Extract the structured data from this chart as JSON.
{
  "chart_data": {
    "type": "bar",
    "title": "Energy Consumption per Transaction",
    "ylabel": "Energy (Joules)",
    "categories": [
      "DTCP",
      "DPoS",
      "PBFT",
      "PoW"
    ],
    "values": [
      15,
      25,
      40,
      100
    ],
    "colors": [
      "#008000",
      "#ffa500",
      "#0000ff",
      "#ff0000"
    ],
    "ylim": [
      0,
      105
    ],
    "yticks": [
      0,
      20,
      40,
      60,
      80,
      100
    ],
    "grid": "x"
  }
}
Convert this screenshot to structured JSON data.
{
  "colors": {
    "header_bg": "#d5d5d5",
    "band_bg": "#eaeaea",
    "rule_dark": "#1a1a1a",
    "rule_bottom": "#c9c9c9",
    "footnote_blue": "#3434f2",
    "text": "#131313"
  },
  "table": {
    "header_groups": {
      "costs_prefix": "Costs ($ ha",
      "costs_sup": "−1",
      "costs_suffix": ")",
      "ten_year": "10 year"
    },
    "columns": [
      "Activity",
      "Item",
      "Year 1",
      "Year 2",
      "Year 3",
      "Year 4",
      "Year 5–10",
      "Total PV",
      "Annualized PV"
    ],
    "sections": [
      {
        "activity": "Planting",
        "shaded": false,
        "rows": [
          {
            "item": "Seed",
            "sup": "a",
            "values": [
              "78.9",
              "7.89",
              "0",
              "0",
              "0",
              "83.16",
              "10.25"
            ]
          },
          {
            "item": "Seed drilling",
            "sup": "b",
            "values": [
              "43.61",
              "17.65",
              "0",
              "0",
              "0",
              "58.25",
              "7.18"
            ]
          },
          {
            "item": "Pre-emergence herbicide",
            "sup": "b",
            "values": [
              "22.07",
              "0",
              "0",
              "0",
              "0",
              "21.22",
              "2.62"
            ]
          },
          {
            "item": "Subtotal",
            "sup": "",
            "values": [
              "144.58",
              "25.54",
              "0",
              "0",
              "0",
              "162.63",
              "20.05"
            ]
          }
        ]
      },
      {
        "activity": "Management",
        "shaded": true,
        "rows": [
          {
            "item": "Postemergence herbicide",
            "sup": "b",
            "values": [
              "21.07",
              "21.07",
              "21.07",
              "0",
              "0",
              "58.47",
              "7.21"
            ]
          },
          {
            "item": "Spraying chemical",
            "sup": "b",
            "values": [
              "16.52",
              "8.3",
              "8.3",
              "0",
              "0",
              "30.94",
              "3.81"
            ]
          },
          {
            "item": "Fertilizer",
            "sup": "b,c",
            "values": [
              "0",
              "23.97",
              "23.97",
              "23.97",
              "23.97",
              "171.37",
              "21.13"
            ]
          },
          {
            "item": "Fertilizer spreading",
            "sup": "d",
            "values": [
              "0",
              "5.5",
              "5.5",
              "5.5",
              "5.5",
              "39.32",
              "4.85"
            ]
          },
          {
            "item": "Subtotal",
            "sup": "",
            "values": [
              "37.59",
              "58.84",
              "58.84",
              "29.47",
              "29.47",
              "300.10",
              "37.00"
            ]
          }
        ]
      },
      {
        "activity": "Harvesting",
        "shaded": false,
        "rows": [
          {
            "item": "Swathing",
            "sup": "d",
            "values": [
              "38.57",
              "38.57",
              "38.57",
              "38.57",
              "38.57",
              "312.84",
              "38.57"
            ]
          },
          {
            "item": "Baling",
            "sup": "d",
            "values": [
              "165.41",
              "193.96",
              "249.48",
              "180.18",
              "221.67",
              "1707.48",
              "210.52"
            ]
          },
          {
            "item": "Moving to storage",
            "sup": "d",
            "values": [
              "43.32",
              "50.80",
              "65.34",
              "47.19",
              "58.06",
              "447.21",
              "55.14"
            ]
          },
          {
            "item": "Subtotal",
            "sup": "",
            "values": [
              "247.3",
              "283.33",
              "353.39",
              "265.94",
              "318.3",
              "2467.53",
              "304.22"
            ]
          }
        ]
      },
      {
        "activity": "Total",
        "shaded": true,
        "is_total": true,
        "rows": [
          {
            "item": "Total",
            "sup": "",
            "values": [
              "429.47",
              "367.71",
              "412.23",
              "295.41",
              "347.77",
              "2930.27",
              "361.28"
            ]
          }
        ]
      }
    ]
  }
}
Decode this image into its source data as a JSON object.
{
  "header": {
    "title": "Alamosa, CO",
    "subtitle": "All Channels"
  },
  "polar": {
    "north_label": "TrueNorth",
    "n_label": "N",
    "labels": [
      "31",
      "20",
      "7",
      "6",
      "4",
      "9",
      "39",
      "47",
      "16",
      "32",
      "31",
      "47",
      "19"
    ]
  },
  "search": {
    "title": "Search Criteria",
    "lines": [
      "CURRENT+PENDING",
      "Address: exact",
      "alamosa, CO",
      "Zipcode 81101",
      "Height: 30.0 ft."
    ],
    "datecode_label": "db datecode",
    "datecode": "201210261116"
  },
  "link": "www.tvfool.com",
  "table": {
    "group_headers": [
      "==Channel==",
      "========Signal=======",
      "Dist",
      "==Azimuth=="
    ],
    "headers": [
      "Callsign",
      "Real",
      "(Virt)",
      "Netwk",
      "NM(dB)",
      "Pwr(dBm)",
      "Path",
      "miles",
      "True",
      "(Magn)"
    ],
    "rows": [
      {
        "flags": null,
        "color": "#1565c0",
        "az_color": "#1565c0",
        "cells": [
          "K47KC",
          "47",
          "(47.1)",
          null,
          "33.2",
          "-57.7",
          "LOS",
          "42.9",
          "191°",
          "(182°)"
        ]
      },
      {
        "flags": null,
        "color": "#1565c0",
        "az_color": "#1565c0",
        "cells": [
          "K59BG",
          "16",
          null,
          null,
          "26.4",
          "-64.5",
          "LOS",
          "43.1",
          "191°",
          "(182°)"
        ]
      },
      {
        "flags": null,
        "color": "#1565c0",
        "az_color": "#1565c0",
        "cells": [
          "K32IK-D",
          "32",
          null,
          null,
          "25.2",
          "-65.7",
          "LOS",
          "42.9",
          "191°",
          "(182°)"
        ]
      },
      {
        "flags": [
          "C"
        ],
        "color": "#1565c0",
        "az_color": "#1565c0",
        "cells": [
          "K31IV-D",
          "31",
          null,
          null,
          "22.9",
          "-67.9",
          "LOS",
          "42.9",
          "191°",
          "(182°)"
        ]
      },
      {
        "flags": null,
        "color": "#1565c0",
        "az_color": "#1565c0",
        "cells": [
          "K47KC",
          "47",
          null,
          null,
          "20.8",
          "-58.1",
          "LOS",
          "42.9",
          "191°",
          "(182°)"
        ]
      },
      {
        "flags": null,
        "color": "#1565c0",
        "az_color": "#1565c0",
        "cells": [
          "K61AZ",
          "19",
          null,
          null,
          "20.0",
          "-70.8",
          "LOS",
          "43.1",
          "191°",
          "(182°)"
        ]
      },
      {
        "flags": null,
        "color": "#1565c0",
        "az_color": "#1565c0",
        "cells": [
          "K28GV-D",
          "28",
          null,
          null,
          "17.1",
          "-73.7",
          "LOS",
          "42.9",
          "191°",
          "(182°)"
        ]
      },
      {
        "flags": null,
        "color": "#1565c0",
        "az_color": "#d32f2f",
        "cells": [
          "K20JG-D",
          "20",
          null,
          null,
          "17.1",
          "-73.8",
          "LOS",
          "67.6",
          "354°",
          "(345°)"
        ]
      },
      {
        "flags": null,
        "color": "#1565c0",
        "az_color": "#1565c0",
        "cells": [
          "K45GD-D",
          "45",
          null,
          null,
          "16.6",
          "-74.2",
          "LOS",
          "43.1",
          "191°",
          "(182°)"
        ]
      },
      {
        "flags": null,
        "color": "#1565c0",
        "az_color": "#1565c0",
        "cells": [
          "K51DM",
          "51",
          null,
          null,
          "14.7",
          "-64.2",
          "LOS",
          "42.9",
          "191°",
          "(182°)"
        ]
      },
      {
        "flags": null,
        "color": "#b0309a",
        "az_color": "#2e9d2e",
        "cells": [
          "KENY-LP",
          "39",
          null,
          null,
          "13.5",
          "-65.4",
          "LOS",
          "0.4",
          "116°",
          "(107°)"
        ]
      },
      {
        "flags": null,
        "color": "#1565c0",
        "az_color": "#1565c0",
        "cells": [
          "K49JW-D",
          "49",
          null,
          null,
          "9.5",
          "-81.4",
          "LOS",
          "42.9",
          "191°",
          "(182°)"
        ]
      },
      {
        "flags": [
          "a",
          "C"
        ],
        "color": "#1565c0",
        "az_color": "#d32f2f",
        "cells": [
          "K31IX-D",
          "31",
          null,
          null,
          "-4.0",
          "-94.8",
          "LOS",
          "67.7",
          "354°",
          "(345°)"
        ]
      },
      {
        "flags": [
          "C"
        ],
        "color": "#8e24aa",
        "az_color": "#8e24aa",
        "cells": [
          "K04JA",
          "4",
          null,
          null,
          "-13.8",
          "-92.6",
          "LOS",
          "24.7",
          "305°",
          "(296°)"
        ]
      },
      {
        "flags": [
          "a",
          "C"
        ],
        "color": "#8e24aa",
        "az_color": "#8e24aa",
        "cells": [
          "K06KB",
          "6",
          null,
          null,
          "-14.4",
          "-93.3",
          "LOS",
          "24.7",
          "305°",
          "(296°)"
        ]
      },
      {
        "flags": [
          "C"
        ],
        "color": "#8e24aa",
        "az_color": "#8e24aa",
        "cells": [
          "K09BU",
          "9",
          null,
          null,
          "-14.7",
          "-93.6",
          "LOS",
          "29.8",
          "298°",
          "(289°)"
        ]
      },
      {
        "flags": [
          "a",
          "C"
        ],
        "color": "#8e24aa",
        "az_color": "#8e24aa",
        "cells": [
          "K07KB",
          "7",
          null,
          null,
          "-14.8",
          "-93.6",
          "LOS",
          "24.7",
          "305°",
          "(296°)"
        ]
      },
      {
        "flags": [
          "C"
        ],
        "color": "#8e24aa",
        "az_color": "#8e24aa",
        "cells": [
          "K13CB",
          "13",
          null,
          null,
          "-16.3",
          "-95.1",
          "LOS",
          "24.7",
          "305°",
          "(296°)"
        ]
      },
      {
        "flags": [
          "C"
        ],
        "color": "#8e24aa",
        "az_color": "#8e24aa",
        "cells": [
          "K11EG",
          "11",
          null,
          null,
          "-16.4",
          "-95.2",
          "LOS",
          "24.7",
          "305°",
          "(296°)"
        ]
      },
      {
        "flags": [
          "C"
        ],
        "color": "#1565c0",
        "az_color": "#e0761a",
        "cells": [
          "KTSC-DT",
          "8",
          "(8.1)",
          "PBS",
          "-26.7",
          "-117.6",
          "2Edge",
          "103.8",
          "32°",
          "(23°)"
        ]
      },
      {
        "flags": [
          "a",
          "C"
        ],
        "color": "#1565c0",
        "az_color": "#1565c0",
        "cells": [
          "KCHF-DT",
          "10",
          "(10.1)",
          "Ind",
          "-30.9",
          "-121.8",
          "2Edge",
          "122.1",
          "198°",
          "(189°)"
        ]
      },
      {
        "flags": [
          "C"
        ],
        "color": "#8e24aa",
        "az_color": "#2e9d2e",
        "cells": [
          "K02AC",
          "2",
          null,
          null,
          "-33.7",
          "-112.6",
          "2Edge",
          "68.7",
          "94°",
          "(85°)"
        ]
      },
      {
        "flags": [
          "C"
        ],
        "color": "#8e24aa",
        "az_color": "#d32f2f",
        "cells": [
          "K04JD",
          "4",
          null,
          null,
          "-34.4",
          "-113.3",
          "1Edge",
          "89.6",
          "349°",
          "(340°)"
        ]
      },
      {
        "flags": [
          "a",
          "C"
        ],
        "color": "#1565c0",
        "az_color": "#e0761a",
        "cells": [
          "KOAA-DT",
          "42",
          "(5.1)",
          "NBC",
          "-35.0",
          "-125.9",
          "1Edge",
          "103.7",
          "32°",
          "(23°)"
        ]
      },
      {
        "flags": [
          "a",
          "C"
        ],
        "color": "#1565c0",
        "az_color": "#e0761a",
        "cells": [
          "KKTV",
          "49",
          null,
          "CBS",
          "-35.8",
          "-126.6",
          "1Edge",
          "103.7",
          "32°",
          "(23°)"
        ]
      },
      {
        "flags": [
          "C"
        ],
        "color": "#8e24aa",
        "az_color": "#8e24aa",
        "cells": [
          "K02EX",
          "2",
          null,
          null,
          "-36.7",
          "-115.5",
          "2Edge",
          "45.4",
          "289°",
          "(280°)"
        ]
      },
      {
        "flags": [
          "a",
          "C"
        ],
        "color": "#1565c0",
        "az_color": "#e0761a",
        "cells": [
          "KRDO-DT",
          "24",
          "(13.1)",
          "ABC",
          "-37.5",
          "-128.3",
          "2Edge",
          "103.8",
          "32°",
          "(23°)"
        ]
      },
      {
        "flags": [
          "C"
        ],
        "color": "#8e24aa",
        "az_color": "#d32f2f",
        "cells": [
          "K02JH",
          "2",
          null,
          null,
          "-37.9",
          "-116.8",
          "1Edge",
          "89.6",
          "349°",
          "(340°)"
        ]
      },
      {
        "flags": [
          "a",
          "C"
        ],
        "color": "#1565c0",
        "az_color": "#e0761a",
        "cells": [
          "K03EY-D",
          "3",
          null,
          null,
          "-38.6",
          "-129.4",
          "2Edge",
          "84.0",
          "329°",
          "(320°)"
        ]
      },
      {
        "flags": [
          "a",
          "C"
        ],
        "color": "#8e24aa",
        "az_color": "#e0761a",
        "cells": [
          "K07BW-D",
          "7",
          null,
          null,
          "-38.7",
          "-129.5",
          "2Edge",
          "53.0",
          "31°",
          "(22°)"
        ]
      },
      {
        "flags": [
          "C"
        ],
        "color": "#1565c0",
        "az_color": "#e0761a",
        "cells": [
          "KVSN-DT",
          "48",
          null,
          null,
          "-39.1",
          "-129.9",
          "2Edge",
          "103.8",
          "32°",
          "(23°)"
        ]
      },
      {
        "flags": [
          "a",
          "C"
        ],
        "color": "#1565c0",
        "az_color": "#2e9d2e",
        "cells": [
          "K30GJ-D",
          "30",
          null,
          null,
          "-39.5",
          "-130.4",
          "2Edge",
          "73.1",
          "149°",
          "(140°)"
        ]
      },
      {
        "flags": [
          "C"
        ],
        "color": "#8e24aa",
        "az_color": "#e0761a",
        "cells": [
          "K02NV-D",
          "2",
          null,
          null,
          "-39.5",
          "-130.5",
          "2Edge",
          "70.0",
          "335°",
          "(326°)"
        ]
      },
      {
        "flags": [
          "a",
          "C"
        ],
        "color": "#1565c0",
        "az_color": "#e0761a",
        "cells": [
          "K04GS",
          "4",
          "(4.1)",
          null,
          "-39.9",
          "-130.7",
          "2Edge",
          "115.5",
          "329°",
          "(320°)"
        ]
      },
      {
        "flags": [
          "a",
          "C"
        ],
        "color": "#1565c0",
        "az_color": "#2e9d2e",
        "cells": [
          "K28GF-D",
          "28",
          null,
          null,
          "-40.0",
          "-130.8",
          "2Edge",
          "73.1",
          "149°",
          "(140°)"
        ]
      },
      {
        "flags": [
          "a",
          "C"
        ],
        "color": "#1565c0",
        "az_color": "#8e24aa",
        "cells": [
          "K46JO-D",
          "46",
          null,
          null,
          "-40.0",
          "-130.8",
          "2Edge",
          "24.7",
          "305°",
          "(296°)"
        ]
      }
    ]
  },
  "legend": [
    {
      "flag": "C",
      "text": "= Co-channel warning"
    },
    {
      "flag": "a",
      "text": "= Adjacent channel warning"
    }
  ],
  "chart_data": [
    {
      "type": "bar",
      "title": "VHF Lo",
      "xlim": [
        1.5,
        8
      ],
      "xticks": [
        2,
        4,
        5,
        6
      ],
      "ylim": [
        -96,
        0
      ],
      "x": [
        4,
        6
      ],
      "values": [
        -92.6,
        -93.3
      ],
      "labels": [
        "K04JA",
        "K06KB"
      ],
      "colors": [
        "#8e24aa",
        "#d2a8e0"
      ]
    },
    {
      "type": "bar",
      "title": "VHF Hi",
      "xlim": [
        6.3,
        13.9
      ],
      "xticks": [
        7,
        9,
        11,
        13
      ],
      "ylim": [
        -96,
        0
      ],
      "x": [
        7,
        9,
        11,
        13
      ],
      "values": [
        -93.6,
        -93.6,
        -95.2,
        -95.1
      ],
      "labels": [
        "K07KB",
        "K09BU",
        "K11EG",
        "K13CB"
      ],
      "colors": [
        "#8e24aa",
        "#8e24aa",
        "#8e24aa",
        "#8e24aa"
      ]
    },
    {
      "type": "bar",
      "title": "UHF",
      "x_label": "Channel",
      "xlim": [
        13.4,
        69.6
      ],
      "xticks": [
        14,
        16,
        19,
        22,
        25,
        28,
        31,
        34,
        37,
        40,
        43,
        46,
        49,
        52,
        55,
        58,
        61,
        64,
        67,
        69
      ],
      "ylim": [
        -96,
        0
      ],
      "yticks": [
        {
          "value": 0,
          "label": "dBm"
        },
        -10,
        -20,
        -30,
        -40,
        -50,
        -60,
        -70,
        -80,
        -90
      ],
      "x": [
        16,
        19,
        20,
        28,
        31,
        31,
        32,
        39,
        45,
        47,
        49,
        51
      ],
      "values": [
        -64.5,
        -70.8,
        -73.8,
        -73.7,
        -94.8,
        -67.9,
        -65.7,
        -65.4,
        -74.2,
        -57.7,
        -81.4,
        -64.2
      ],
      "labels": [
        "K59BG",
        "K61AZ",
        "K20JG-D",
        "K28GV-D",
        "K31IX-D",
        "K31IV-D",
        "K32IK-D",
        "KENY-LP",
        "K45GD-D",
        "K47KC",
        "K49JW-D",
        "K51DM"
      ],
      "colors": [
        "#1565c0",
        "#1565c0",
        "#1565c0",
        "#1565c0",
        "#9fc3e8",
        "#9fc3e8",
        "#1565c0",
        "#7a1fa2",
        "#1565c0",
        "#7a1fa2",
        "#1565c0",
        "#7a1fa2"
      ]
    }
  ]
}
☆ ☆ ☆
- [REQUIRED WORK]: Return every line holding the word "structured" from the records.

- [TASK ANSWER]:
Extract the structured data from this chart as JSON.
Convert this screenshot to structured JSON data.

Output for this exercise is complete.